● GIVEN PROBLEM: In the blog post on converting Word manuscripts to JATS XML, which Word file type is named as the template that holds the required styles?

-- Start TEXT --

Thursday, 18 October 2018

Getting From Word to JATS XML

In this blog Bill Kasdorf, Principal, Kasdorf & Associates, LLC talks us through a perennial problem and the different approaches to addressing this:

It is a truth universally acknowledged that journal articles need to be in JATS XML but they’re almost always authored in Microsoft Word.

This is not news to anybody reading this. This has been an issue since before JATS existed. Good workflows want XML. So for decades (yes, plural) publishers have been trying to get well structured XML from authors’ manuscripts without having to strip them down to plain text and tag them by hand. (This still happens. I’m not going to include that in my list of strategies because nobody thinks that’s a good idea anymore.)

There are four basic strategies for accomplishing this:
• Dedicated, validating XML editors.
• Editors that emulate or alter MS Word.
• Use Word as-is, converting styles to XML.
• Editors that use Word as-is, with plug-ins.
Here are the pros and cons of these four approaches.

Dedicated, Validating XML Editors

This is the “make the authors do it your way” method. The authors are authoring XML from the get-go. And not just any XML. Not even just any JATS (or whatever XML model). Exactly the specification of JATS that the publisher needs, conforming in every way to the publisher’s or journal’s style guide and technical requirements. This strategy works in controlled authoring situations like the people developing technical documentation. (They’re probably authoring DITA, not JATS.) They’re typically employees of the publisher, and the document structures are exactly the same every day those employees show up to work.

I have never seen this strategy successfully employed in a traditional publishing context, although I have seen it attempted many times. (If anybody knows of a journal publisher doing this successfully, please comment. I’d like to know about it.) This doesn’t work for journals for two main reasons:
1. Authors hate it. They want Word.
2. They have already written the paper before submitting it to the journal. The horse is out of the barn!

Editors that Emulate or Alter MS Word

This always seems like a promising strategy, and it can work when it’s executed well in the right context. The idea is to either let authors use Word, but make it impossible for them to do things you don’t want them to do (like making a line of body text bold when it should be styled as a heading), either by disabling features in Word like local formatting or by creating a separate application that looks and acts a lot like Word.

I have seen this work in some contexts, but for authoring, I’ve seen it fail more often. The reason is No. 1 above. Despite being a lot like Word, it’s not Word, and authors balk at that. These are often Web-based programs, and authors want to write on a plane or the subway. And there’s always No. 2: most journal articles are written before it’s known which journal is going to publish it.

This strategy can work well, though, after authoring. Copyeditors and production staff can use a structured tool like this more successfully than authors can. We’re seeing these kinds of things proliferate in integrated editorial and production systems like Editoria, developed by the Coko Foundation for the University of California Press, and XEditPro, developed by a vendor, diacriTech.

Use Word As-Is, Converting Styles to XML

This is by far the most common way that Word manuscripts get turned into XML today. A well designed set of paragraph and character styles can be created to express virtually all of the structural components that need to be marked up in JATS for a journal article. This is done with a template, a .dotx file in Word, which, when opened, creates a .docx document with all of the required styles built in. And since modern Word files are XML under the hood, you can work with those files to get the JATS XML you need.

-- End TEXT --
-- Start ITEMS --

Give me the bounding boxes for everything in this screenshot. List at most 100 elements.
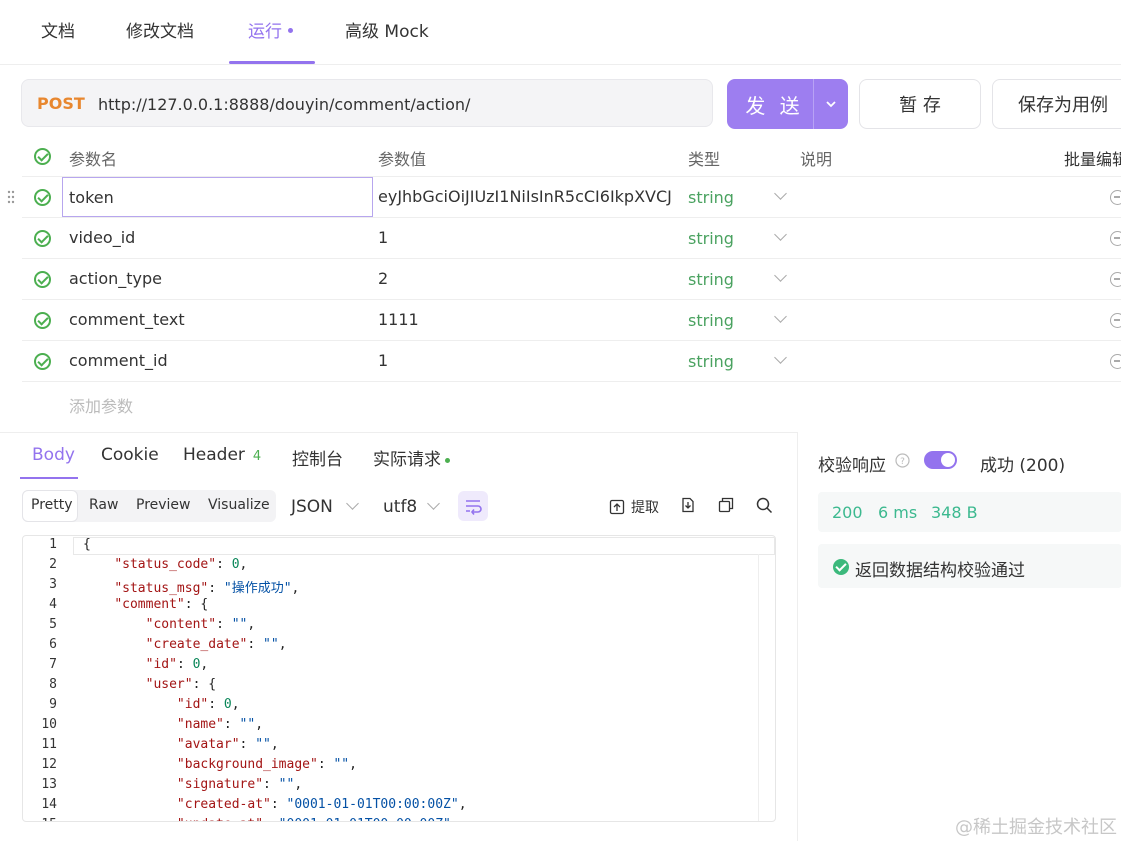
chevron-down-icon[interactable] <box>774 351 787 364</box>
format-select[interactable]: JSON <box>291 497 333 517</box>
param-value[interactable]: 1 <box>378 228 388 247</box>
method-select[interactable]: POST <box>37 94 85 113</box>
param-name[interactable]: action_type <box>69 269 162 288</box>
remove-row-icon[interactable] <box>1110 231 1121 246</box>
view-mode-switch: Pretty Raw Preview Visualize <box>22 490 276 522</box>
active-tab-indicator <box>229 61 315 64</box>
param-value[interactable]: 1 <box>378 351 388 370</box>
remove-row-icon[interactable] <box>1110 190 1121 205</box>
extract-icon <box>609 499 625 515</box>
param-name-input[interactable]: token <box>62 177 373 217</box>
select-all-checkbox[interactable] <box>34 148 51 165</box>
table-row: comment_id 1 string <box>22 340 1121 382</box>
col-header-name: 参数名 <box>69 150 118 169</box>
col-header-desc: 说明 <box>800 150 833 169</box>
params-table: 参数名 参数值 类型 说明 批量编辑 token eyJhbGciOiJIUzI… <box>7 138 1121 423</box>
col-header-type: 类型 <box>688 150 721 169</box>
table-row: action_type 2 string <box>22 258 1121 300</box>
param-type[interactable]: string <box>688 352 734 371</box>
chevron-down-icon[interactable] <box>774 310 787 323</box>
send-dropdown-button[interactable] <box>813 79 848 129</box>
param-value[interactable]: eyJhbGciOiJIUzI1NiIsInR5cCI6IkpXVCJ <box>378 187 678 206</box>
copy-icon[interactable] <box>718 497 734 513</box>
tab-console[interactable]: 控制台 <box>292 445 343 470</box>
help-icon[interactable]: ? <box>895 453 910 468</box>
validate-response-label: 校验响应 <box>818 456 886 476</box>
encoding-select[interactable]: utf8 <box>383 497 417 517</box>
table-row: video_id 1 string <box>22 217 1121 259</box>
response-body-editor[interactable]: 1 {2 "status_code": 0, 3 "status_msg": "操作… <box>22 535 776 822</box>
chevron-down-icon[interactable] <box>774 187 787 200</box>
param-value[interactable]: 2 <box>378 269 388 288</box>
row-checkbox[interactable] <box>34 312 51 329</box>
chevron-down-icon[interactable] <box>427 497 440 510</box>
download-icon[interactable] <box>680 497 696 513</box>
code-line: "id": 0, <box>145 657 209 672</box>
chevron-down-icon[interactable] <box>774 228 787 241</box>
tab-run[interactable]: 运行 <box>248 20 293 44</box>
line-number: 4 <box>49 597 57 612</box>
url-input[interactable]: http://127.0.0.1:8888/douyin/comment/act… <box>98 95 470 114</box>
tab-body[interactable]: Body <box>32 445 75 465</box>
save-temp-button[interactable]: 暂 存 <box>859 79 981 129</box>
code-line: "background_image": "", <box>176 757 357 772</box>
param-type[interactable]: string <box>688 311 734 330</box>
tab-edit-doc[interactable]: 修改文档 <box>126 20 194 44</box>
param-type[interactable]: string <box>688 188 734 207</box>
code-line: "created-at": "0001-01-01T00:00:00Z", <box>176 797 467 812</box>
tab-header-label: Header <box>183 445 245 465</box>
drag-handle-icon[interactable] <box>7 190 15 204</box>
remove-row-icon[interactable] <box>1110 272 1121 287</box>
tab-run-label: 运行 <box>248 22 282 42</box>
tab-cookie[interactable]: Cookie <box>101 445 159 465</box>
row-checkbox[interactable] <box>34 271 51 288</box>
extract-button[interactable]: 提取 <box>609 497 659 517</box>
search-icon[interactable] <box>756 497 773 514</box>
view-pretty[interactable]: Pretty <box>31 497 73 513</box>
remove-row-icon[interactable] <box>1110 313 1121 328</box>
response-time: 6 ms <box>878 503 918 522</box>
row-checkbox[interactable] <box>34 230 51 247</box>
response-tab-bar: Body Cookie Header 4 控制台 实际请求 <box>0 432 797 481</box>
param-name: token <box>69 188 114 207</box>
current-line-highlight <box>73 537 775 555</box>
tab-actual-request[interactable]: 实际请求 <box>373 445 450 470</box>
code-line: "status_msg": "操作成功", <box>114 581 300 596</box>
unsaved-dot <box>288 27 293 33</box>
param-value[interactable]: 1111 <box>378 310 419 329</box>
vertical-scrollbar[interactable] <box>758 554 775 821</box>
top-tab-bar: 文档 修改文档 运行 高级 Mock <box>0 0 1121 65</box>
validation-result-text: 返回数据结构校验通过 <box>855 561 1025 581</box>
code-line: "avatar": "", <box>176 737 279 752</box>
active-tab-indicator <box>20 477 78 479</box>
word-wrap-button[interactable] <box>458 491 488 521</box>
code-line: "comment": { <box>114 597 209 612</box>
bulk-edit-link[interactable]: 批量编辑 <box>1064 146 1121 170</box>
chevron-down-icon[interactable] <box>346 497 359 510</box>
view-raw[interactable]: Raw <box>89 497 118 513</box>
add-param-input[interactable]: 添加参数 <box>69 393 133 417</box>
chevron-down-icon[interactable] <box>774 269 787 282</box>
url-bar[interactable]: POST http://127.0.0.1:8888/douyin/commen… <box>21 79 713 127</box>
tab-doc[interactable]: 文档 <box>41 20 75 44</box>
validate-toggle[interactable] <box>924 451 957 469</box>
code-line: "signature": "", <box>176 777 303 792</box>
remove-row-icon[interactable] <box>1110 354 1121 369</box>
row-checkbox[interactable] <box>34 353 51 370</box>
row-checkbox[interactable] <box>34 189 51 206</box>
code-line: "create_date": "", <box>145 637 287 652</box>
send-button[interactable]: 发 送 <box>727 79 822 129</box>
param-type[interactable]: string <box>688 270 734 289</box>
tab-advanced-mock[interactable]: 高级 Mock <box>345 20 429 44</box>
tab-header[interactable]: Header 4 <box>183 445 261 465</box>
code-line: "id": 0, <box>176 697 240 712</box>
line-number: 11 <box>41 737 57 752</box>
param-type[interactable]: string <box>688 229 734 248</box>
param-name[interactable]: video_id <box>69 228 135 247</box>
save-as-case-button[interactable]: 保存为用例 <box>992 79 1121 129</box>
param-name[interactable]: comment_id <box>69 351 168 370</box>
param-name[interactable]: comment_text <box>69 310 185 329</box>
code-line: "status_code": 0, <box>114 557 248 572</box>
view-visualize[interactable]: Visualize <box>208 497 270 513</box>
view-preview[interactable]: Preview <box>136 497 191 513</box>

-- End ITEMS --
-- Start ITEMS --

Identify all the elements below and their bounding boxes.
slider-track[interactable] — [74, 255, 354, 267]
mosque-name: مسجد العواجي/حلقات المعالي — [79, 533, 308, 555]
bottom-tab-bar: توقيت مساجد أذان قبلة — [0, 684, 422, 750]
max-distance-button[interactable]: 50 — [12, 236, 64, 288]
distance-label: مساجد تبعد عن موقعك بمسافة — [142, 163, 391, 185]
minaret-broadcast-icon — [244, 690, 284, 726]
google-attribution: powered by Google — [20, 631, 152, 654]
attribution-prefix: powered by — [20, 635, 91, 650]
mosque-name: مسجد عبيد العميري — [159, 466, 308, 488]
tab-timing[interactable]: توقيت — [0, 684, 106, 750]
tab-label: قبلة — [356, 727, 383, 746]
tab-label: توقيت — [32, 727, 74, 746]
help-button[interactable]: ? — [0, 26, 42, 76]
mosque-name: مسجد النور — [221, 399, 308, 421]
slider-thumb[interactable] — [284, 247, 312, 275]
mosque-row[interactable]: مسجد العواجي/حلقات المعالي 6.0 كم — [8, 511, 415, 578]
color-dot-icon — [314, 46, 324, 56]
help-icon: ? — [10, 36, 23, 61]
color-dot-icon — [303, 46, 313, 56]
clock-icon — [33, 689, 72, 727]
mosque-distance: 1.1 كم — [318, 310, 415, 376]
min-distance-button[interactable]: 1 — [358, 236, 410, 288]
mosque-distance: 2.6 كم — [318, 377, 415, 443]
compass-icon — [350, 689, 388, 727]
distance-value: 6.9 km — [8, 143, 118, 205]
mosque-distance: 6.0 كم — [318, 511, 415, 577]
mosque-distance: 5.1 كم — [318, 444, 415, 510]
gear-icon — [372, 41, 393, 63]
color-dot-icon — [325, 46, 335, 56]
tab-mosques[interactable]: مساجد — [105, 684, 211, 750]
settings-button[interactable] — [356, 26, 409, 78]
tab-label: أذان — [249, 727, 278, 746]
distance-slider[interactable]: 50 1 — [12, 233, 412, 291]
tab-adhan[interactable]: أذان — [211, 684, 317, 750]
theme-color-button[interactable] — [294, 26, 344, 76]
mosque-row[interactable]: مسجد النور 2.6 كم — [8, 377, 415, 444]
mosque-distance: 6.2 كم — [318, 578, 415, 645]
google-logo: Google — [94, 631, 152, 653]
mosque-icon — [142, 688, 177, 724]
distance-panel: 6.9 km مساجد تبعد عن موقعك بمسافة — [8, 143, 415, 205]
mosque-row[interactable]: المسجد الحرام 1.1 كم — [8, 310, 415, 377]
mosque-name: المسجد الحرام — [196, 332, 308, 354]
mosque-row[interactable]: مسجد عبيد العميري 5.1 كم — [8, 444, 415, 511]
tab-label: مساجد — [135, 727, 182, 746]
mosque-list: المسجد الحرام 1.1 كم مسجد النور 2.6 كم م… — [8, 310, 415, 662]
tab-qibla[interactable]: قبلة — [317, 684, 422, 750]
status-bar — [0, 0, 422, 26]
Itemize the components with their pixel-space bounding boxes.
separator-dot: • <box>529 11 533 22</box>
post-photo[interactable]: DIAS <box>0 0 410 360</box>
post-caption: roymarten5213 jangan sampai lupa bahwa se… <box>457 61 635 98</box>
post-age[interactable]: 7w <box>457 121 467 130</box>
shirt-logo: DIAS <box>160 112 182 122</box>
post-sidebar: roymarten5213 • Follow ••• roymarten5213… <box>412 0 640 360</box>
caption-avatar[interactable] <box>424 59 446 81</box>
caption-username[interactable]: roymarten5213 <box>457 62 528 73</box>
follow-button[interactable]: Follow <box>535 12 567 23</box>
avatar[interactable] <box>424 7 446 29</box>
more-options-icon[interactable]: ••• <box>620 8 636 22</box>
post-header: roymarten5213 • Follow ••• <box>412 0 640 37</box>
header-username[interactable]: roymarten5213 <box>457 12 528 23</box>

-- End ITEMS --
-- Start ITEMS --

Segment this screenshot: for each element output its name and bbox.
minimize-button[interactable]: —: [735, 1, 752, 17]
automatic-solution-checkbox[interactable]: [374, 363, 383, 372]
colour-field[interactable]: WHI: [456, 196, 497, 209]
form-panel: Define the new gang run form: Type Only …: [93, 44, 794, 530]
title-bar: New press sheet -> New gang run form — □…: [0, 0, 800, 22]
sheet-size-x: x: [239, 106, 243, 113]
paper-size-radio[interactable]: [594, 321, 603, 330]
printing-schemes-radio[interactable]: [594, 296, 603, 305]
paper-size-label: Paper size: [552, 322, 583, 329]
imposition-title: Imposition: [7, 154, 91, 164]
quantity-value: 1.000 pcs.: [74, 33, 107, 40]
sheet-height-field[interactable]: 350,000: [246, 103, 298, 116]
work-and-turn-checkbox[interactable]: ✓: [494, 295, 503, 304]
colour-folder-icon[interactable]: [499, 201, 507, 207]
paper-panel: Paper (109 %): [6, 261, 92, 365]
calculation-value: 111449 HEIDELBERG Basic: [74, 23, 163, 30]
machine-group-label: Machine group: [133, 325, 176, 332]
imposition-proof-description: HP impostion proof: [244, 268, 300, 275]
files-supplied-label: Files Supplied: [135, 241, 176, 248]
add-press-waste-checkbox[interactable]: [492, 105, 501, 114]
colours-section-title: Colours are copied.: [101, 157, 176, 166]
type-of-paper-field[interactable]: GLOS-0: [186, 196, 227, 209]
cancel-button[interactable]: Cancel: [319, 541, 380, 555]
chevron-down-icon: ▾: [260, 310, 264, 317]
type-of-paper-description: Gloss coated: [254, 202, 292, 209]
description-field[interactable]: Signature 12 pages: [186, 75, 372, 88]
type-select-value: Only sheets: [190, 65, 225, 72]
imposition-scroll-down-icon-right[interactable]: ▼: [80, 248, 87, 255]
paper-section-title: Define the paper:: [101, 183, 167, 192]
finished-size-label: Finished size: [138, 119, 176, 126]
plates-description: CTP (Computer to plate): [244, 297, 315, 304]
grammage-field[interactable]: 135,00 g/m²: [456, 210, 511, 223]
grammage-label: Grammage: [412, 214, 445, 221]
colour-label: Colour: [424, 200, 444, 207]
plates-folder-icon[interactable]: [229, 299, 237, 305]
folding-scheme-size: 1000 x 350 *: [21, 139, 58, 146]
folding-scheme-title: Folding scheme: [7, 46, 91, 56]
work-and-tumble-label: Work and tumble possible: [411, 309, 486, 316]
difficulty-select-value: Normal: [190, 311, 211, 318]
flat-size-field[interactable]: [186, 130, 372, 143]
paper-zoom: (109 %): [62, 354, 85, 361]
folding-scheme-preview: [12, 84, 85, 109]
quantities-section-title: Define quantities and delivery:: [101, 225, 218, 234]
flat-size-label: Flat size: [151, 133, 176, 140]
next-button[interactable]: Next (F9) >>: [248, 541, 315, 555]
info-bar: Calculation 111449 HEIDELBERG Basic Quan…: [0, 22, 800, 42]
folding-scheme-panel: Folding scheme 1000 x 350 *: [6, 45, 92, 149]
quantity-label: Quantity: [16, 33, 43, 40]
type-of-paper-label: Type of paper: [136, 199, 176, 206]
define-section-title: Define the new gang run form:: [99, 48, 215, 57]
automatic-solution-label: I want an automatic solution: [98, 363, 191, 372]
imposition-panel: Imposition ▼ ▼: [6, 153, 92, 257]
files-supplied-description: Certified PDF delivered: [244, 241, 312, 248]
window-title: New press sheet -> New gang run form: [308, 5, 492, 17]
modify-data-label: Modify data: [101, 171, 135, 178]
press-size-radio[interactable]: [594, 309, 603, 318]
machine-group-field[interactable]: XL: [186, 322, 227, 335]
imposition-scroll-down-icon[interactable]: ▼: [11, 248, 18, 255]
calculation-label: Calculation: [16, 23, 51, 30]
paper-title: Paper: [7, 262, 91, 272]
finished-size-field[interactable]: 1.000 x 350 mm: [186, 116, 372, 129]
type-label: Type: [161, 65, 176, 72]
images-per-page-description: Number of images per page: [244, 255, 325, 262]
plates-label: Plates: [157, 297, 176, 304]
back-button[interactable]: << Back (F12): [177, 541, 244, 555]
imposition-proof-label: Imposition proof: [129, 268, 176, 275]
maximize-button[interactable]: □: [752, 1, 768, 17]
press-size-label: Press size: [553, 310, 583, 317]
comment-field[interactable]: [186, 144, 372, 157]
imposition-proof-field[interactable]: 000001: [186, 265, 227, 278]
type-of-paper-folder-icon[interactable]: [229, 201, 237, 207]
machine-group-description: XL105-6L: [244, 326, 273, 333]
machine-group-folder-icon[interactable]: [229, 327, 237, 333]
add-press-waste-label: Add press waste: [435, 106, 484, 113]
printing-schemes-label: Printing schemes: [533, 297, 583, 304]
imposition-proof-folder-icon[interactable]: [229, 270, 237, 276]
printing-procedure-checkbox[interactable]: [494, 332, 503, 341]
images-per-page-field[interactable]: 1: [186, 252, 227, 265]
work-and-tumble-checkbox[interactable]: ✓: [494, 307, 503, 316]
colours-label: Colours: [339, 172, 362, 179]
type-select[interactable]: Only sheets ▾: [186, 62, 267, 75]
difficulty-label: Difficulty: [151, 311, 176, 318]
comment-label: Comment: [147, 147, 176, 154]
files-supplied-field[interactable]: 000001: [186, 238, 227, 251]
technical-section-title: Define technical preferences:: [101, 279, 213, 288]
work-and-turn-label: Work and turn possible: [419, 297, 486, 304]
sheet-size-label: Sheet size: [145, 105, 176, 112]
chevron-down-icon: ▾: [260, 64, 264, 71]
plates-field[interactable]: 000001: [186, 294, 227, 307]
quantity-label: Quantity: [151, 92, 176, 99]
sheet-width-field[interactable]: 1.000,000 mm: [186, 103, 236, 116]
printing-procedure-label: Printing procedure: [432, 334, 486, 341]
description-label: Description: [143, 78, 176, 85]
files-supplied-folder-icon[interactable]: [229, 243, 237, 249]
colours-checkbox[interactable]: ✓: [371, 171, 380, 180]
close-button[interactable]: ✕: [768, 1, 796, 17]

-- End ITEMS --

● ANSWER TO THE EXERCISE: A .dotx file.